**EXERCISE GOAL:**
Please list all lines of the material below in which the string "Changes" occurs.

**STORED ROWS:**
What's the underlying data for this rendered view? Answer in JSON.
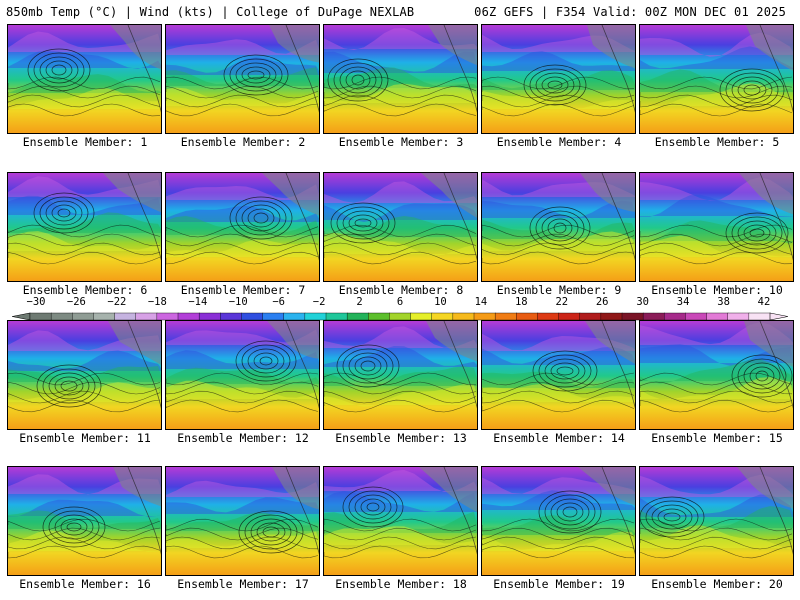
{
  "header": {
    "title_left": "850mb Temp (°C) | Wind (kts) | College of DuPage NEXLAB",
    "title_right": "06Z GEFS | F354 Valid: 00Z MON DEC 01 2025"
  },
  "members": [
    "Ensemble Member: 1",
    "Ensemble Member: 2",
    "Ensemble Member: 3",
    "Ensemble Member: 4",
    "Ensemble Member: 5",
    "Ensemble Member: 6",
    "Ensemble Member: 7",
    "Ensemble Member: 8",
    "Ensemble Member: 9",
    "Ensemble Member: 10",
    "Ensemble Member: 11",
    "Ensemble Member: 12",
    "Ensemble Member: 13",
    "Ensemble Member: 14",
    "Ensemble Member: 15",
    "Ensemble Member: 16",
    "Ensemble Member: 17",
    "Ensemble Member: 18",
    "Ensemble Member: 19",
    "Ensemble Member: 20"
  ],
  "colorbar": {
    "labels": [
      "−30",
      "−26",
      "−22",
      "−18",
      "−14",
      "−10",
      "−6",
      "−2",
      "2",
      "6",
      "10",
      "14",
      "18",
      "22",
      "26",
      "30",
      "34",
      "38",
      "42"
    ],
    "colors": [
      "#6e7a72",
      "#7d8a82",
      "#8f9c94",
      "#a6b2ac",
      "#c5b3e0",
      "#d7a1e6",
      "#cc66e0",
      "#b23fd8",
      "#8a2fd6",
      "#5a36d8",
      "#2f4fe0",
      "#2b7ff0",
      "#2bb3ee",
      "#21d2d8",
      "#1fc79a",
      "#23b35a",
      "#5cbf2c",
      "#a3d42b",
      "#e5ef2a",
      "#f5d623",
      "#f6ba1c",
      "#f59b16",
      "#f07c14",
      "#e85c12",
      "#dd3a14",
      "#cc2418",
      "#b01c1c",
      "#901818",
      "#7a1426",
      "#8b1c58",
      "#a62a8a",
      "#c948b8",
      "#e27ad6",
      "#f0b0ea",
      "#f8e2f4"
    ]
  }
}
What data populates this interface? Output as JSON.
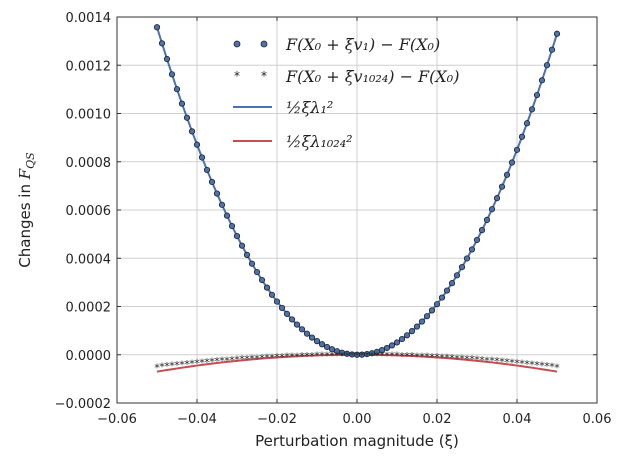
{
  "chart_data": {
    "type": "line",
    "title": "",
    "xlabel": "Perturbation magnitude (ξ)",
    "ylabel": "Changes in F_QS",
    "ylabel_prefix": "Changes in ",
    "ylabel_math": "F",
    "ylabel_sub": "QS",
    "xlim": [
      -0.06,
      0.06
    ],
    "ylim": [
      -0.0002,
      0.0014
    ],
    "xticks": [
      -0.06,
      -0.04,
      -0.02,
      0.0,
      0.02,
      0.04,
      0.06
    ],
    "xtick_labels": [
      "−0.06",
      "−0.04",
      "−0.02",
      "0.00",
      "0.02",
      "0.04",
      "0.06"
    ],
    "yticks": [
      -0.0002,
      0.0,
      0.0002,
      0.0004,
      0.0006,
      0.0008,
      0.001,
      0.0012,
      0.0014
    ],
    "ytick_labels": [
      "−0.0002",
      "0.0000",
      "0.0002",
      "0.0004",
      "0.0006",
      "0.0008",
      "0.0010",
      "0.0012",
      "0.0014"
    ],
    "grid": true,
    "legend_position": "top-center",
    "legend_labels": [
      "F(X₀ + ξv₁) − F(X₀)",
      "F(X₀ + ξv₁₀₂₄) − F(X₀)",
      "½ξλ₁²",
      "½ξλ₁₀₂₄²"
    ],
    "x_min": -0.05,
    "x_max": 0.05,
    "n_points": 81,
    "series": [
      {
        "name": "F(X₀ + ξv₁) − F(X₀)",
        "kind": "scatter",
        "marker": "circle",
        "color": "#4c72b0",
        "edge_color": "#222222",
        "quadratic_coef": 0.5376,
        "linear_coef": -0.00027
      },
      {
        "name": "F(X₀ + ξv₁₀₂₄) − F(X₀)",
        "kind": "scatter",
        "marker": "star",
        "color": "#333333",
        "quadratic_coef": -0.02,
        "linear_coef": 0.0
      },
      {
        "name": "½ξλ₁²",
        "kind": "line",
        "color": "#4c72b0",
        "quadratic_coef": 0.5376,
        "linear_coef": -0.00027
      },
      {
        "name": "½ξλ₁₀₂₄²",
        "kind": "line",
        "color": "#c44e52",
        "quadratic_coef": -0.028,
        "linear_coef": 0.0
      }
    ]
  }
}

**IN RESPONSE:**
    "ylabel": "Changes in F_QS",
    "ylabel_prefix": "Changes in ",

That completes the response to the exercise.